◆ Task to carry out ◆
The records below must be retyped exactly.

[Start Supplied material]

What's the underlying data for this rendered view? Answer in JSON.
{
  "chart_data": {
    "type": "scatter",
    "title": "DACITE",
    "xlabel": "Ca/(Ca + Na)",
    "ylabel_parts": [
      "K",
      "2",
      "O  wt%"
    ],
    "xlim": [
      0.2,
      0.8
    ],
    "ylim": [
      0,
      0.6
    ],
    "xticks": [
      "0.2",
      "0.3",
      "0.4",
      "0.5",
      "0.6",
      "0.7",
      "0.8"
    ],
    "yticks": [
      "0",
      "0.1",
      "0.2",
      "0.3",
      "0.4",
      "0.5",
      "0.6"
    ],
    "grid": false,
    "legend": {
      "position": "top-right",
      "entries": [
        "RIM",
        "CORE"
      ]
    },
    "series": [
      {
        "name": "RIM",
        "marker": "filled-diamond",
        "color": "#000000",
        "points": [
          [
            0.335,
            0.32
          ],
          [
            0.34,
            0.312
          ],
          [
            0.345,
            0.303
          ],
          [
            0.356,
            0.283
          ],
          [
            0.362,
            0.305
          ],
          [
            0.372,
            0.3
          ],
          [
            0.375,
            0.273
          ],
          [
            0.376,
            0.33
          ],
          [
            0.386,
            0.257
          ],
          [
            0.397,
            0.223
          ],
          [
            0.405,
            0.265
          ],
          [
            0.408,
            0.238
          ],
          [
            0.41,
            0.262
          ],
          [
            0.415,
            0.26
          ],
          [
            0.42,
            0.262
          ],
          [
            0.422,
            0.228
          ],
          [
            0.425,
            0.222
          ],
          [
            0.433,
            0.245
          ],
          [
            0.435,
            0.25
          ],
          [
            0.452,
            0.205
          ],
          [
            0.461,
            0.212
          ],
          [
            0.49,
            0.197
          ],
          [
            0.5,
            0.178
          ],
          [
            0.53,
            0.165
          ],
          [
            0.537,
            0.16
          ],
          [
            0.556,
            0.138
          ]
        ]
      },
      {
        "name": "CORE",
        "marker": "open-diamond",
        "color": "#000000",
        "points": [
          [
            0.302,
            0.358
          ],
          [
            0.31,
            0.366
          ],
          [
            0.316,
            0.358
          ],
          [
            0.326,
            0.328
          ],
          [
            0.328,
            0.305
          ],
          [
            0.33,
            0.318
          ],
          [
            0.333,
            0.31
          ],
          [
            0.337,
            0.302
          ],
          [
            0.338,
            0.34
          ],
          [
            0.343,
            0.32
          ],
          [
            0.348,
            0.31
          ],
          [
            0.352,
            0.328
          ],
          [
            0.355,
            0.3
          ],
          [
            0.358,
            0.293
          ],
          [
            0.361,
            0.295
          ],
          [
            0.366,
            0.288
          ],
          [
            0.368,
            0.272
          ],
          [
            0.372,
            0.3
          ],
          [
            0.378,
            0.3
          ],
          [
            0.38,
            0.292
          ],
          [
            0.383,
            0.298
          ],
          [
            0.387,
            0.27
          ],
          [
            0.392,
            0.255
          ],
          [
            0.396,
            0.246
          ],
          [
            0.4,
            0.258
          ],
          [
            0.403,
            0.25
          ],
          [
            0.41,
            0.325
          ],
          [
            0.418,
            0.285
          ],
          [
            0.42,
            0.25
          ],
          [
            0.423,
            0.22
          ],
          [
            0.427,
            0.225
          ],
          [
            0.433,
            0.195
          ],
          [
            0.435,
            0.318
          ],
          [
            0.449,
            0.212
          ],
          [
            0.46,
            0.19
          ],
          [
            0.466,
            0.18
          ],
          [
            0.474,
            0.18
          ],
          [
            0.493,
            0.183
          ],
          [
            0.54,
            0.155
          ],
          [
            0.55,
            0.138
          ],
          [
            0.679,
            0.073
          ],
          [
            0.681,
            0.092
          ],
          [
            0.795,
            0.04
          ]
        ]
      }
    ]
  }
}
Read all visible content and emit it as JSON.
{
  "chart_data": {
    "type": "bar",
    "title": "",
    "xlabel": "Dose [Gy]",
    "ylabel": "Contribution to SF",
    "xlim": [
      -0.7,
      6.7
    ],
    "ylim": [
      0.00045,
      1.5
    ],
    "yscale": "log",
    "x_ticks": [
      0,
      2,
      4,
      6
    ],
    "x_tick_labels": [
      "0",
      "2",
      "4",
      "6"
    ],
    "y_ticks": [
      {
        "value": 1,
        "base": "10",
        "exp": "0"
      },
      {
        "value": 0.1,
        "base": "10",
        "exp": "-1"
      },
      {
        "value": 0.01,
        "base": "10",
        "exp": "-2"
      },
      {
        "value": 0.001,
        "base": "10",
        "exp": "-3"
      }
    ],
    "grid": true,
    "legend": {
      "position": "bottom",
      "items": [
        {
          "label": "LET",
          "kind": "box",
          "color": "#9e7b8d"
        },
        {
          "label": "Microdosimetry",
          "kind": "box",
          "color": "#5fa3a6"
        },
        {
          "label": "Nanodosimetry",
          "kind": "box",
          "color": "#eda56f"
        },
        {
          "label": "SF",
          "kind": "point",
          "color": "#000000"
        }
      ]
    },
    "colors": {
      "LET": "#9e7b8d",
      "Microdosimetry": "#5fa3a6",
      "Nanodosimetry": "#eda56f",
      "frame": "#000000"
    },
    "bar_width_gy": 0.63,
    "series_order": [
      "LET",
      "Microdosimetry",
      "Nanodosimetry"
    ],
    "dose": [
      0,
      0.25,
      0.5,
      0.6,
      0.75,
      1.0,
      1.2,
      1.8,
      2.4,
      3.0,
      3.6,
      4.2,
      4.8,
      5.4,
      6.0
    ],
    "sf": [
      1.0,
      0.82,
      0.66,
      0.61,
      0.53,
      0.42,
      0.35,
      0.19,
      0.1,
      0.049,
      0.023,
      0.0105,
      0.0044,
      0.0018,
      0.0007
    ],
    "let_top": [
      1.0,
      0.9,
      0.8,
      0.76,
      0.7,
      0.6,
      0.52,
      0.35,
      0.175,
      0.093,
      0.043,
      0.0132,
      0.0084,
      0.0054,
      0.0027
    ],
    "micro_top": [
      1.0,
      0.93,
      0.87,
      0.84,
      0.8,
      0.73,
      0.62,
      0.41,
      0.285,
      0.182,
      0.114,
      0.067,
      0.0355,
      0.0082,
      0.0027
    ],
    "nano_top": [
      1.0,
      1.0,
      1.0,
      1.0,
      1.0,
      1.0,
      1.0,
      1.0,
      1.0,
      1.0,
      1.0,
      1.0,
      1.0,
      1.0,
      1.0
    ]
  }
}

[End Supplied material]

◆ Full output ◆
What's the underlying data for this rendered view? Answer in JSON.
{
  "chart_data": {
    "type": "scatter",
    "title": "DACITE",
    "xlabel": "Ca/(Ca + Na)",
    "ylabel_parts": [
      "K",
      "2",
      "O  wt%"
    ],
    "xlim": [
      0.2,
      0.8
    ],
    "ylim": [
      0,
      0.6
    ],
    "xticks": [
      "0.2",
      "0.3",
      "0.4",
      "0.5",
      "0.6",
      "0.7",
      "0.8"
    ],
    "yticks": [
      "0",
      "0.1",
      "0.2",
      "0.3",
      "0.4",
      "0.5",
      "0.6"
    ],
    "grid": false,
    "legend": {
      "position": "top-right",
      "entries": [
        "RIM",
        "CORE"
      ]
    },
    "series": [
      {
        "name": "RIM",
        "marker": "filled-diamond",
        "color": "#000000",
        "points": [
          [
            0.335,
            0.32
          ],
          [
            0.34,
            0.312
          ],
          [
            0.345,
            0.303
          ],
          [
            0.356,
            0.283
          ],
          [
            0.362,
            0.305
          ],
          [
            0.372,
            0.3
          ],
          [
            0.375,
            0.273
          ],
          [
            0.376,
            0.33
          ],
          [
            0.386,
            0.257
          ],
          [
            0.397,
            0.223
          ],
          [
            0.405,
            0.265
          ],
          [
            0.408,
            0.238
          ],
          [
            0.41,
            0.262
          ],
          [
            0.415,
            0.26
          ],
          [
            0.42,
            0.262
          ],
          [
            0.422,
            0.228
          ],
          [
            0.425,
            0.222
          ],
          [
            0.433,
            0.245
          ],
          [
            0.435,
            0.25
          ],
          [
            0.452,
            0.205
          ],
          [
            0.461,
            0.212
          ],
          [
            0.49,
            0.197
          ],
          [
            0.5,
            0.178
          ],
          [
            0.53,
            0.165
          ],
          [
            0.537,
            0.16
          ],
          [
            0.556,
            0.138
          ]
        ]
      },
      {
        "name": "CORE",
        "marker": "open-diamond",
        "color": "#000000",
        "points": [
          [
            0.302,
            0.358
          ],
          [
            0.31,
            0.366
          ],
          [
            0.316,
            0.358
          ],
          [
            0.326,
            0.328
          ],
          [
            0.328,
            0.305
          ],
          [
            0.33,
            0.318
          ],
          [
            0.333,
            0.31
          ],
          [
            0.337,
            0.302
          ],
          [
            0.338,
            0.34
          ],
          [
            0.343,
            0.32
          ],
          [
            0.348,
            0.31
          ],
          [
            0.352,
            0.328
          ],
          [
            0.355,
            0.3
          ],
          [
            0.358,
            0.293
          ],
          [
            0.361,
            0.295
          ],
          [
            0.366,
            0.288
          ],
          [
            0.368,
            0.272
          ],
          [
            0.372,
            0.3
          ],
          [
            0.378,
            0.3
          ],
          [
            0.38,
            0.292
          ],
          [
            0.383,
            0.298
          ],
          [
            0.387,
            0.27
          ],
          [
            0.392,
            0.255
          ],
          [
            0.396,
            0.246
          ],
          [
            0.4,
            0.258
          ],
          [
            0.403,
            0.25
          ],
          [
            0.41,
            0.325
          ],
          [
            0.418,
            0.285
          ],
          [
            0.42,
            0.25
          ],
          [
            0.423,
            0.22
          ],
          [
            0.427,
            0.225
          ],
          [
            0.433,
            0.195
          ],
          [
            0.435,
            0.318
          ],
          [
            0.449,
            0.212
          ],
          [
            0.46,
            0.19
          ],
          [
            0.466,
            0.18
          ],
          [
            0.474,
            0.18
          ],
          [
            0.493,
            0.183
          ],
          [
            0.54,
            0.155
          ],
          [
            0.55,
            0.138
          ],
          [
            0.679,
            0.073
          ],
          [
            0.681,
            0.092
          ],
          [
            0.795,
            0.04
          ]
        ]
      }
    ]
  }
}
Read all visible content and emit it as JSON.
{
  "chart_data": {
    "type": "bar",
    "title": "",
    "xlabel": "Dose [Gy]",
    "ylabel": "Contribution to SF",
    "xlim": [
      -0.7,
      6.7
    ],
    "ylim": [
      0.00045,
      1.5
    ],
    "yscale": "log",
    "x_ticks": [
      0,
      2,
      4,
      6
    ],
    "x_tick_labels": [
      "0",
      "2",
      "4",
      "6"
    ],
    "y_ticks": [
      {
        "value": 1,
        "base": "10",
        "exp": "0"
      },
      {
        "value": 0.1,
        "base": "10",
        "exp": "-1"
      },
      {
        "value": 0.01,
        "base": "10",
        "exp": "-2"
      },
      {
        "value": 0.001,
        "base": "10",
        "exp": "-3"
      }
    ],
    "grid": true,
    "legend": {
      "position": "bottom",
      "items": [
        {
          "label": "LET",
          "kind": "box",
          "color": "#9e7b8d"
        },
        {
          "label": "Microdosimetry",
          "kind": "box",
          "color": "#5fa3a6"
        },
        {
          "label": "Nanodosimetry",
          "kind": "box",
          "color": "#eda56f"
        },
        {
          "label": "SF",
          "kind": "point",
          "color": "#000000"
        }
      ]
    },
    "colors": {
      "LET": "#9e7b8d",
      "Microdosimetry": "#5fa3a6",
      "Nanodosimetry": "#eda56f",
      "frame": "#000000"
    },
    "bar_width_gy": 0.63,
    "series_order": [
      "LET",
      "Microdosimetry",
      "Nanodosimetry"
    ],
    "dose": [
      0,
      0.25,
      0.5,
      0.6,
      0.75,
      1.0,
      1.2,
      1.8,
      2.4,
      3.0,
      3.6,
      4.2,
      4.8,
      5.4,
      6.0
    ],
    "sf": [
      1.0,
      0.82,
      0.66,
      0.61,
      0.53,
      0.42,
      0.35,
      0.19,
      0.1,
      0.049,
      0.023,
      0.0105,
      0.0044,
      0.0018,
      0.0007
    ],
    "let_top": [
      1.0,
      0.9,
      0.8,
      0.76,
      0.7,
      0.6,
      0.52,
      0.35,
      0.175,
      0.093,
      0.043,
      0.0132,
      0.0084,
      0.0054,
      0.0027
    ],
    "micro_top": [
      1.0,
      0.93,
      0.87,
      0.84,
      0.8,
      0.73,
      0.62,
      0.41,
      0.285,
      0.182,
      0.114,
      0.067,
      0.0355,
      0.0082,
      0.0027
    ],
    "nano_top": [
      1.0,
      1.0,
      1.0,
      1.0,
      1.0,
      1.0,
      1.0,
      1.0,
      1.0,
      1.0,
      1.0,
      1.0,
      1.0,
      1.0,
      1.0
    ]
  }
}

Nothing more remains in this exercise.